Objective 1.
Reproduce the records word for word, from their first line through the line that contains "advertisement-label: ADVERTISEMENT —".

Page excerpt.
Scale: Epic. Power politics, wars, the death of nations, gods walking the earth, and the real threat of The End of the World as We Know It. This is what distinguishes High Fantasy from Heroic Fantasy.

Great evil: An enemy which is near enough Evil incarnate or fundamentally abhorrent, as opposed to the Grey and Gray Morality and human-versus-human conflicts more common in Low Fantasy.

Methods: Victory is not achieved through force of arms, the main feature distinguishing High Fantasy from Heroic Fantasy. If Aragorn had killed Sauron in hand-to-hand combat, that would have been Heroic Fantasy. In short, a Supporting Leader or the Reluctant Hero will be offered up instead of the rough-hewn barbarian of, say, Conan the Barbarian or Beowulf.

High Fantasy: Rock on! A thong and a suitable hat is plenty. Nobody gives a shit if it's not practical as long as you look cool/gorgeous/menacing.
Low Fantasy: You spent all day in the forest and now you're covered in nettle bites, scratches and other shit. Also, people look at you like you're a prostitute. Alos, you are constantly sich or freeze to death because of your inappropriate clothes.

>The same test also applies to high-heels, chainmail bikins, absurd pauldrons and oversized weapons.

That it isn't in Lord of the Rings, and Lord of the Rings is High Fantasy.

>WHat defines high fantasy?
nothing

High/low fantasy is essentially a meme from the 60's, when a few lit majors were trying really hard to codify fantasy stories (the whole alternative world nonsense). In roleplaying/video gaming terms it's simply used as a descriptor of tone and power level.

He Man is sci fi, Eternia just chooses to have a medieval aesthetic.

Definitions vary and there's no consistance to them

That's beside the point. People don't sneer at bikini armor because they're prudes (well, some people might be), but because it's pretending to be armor. Look at Conan in the movies, he goes into battle half-naked, but he's at least honest about his lack of armor so nobody cares. He doesn't wear three metal Doritos on his crotch and nipples and act like it's effective at deflecting hits. Half-naked warriors are only ridiculous when they're trying to have it both ways.

There is no plausible in-universe justification for bikini armor without admitting it's just for show, in which case it should give the smallest possible mechanical benefit.

Extracted information.
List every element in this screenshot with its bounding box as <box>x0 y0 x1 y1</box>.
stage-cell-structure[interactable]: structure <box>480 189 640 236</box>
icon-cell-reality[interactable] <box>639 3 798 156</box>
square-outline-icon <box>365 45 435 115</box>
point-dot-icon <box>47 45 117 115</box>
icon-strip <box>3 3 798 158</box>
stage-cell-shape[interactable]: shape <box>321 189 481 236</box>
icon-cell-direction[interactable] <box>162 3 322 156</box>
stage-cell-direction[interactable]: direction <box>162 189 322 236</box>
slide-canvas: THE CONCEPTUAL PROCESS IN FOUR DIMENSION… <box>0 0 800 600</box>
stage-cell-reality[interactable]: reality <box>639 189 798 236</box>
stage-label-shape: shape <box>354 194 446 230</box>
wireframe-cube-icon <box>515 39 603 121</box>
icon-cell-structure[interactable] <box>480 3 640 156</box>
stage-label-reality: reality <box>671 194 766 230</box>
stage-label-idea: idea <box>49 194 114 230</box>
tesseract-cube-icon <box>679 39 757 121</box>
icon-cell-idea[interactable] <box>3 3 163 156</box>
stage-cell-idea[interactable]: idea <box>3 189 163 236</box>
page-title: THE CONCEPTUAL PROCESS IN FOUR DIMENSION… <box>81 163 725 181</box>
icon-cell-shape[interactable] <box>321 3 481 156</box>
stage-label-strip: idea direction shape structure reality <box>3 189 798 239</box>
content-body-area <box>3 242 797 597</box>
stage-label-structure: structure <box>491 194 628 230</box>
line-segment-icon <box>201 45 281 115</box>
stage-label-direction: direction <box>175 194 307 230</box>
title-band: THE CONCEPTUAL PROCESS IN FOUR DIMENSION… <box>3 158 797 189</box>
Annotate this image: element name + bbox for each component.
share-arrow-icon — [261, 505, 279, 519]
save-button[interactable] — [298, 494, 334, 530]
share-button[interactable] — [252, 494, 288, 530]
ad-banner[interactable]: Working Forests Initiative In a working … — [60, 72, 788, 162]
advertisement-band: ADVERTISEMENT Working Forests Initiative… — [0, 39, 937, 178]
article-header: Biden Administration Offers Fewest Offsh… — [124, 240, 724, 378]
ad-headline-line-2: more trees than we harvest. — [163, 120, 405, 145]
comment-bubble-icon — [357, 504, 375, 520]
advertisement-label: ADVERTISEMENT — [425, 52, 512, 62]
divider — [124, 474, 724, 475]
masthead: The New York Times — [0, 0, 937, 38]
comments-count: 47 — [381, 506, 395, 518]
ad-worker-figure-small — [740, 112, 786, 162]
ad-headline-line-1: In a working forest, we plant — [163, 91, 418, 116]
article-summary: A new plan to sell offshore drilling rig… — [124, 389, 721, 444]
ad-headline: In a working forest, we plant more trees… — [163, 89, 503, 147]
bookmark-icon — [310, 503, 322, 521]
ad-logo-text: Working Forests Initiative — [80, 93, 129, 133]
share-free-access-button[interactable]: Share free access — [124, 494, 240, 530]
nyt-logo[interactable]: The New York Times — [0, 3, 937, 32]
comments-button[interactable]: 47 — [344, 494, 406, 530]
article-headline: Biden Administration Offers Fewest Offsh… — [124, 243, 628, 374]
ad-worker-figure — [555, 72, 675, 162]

Objective 2.
Pick up the discussion of high fantasy after its last sentence and keep it going.

Task output 1.
List every element in this screenshot with its bounding box as <box>x0 y0 x1 y1</box>.
stage-cell-structure[interactable]: structure <box>480 189 640 236</box>
icon-cell-reality[interactable] <box>639 3 798 156</box>
square-outline-icon <box>365 45 435 115</box>
point-dot-icon <box>47 45 117 115</box>
icon-strip <box>3 3 798 158</box>
stage-cell-shape[interactable]: shape <box>321 189 481 236</box>
icon-cell-direction[interactable] <box>162 3 322 156</box>
stage-cell-direction[interactable]: direction <box>162 189 322 236</box>
slide-canvas: THE CONCEPTUAL PROCESS IN FOUR DIMENSION… <box>0 0 800 600</box>
stage-cell-reality[interactable]: reality <box>639 189 798 236</box>
stage-label-shape: shape <box>354 194 446 230</box>
wireframe-cube-icon <box>515 39 603 121</box>
icon-cell-structure[interactable] <box>480 3 640 156</box>
stage-label-reality: reality <box>671 194 766 230</box>
stage-label-idea: idea <box>49 194 114 230</box>
tesseract-cube-icon <box>679 39 757 121</box>
icon-cell-idea[interactable] <box>3 3 163 156</box>
stage-cell-idea[interactable]: idea <box>3 189 163 236</box>
page-title: THE CONCEPTUAL PROCESS IN FOUR DIMENSION… <box>81 163 725 181</box>
icon-cell-shape[interactable] <box>321 3 481 156</box>
stage-label-strip: idea direction shape structure reality <box>3 189 798 239</box>
content-body-area <box>3 242 797 597</box>
stage-label-structure: structure <box>491 194 628 230</box>
line-segment-icon <box>201 45 281 115</box>
stage-label-direction: direction <box>175 194 307 230</box>
title-band: THE CONCEPTUAL PROCESS IN FOUR DIMENSION… <box>3 158 797 189</box>
Annotate this image: element name + bbox for each component.
share-arrow-icon — [261, 505, 279, 519]
save-button[interactable] — [298, 494, 334, 530]
share-button[interactable] — [252, 494, 288, 530]
ad-banner[interactable]: Working Forests Initiative In a working … — [60, 72, 788, 162]
advertisement-band: ADVERTISEMENT Working Forests Initiative… — [0, 39, 937, 178]
article-header: Biden Administration Offers Fewest Offsh… — [124, 240, 724, 378]
ad-headline-line-2: more trees than we harvest. — [163, 120, 405, 145]
comment-bubble-icon — [357, 504, 375, 520]
advertisement-label: ADVERTISEMENT — [425, 52, 512, 62]

Task output 2.
>Good metal is rare and that's all the armor they can afford!
People would use other materials. Covering less vital areas with boiled leather, laquered wood or hardened linen is better than nothing.
Furthermore, people generally want to wear clothes under their armor for comfort. You fail to explain why there is no possible middle ground between steel plates and bare skin.
>They don't need armor because they're protected by magic!
Then why wear any armor at all? Why wear it specifically on the crotch and nipples?
What is so important about those areas that you can never be too careful with them, while your head and midriff are apparently immune to damage?
>Muh bility!
Then why wear any armor at all? Why wear it specifically on the crotch and nipples?
Any amount of armor adds weight, so by that logic you should be naked. Also, most types of armor aren't that heavy if you have the required training.
>It's meant to distract the enemy!
That falls under "just for show", and don't flatter yourself honey.
>The god of sex bestows defense bonuses to sexy warriors in bikini armor, and it MUST be metal or else it's not sexy enough!
I want out of this magical realm.

>Conan the Barbarian High fantasy just because it's not set on Earth.
>not set on Earth

If any further proof was needed that Wikipedia has gone to shit, there you have it.

High elves.
High elves define high fantasy.
Dark elves on the other hand define dark fantasy and wood elves, wood fantasy.

Low Fantasy: Takes place on Earth and the general laws of nature apply, albeit fantastical elements are present. The Legends of King Arthur, the Epic of Gilgamesh, and Harry Potter are examples of Low Fantasy

High Fantasy: Takes place on a world that is not earth with its own laws of nature. A Song of Fire & Ice, Discworld, or The Elder Scrolls series are examples of High Fantasy

The point of bikini armor and loincloths is to show that the protagonist can survive even without proper armor. It is to make them look larger than life and above common men.

While I agree that it is stupid for characters to be attired as such all the time it is equally stupid to cry about 'muh r-ah'lizm' every time it crops up and is detremental to storytelling.

that definition makes no sense for games. insteads...

low fantasy: low frequency of magic/magical items/monsters within the setting
high fantasy: high frequency of the above

The point of bikini armor is for people to fap to these characters.

Partially. It's basically just the girl version of the 'bare chested warrior' which serves precisely that purpose.

I also think it looks dumb, but I'm getting real sick generally of people on this board applying laws of reality onto fantasy shit where it clearly doesn't fit, then publically fingering their assholes over how smart they think it makes them look.

Realism =/= Internal Consistency

>A Song of Fire & Ice is an example of high fantasy

It makes perfect sense and it applies sensibly. Using the prevalence of magic and monsters to decide is utterly arbitrary, as what one person decides is up the wall might seem rather average for another. It also doesn't account for the fact that the prevalence may change over time or of barriers between certain beings. A demigod hero in the setting will doubtless reach more fantastical feats and slay more fantastical monsters then a group of average schmucks might. Likewise the setting itself might have an extremely bizarre and magical back drop but the people inhabiting might be rather mundane or vice versa.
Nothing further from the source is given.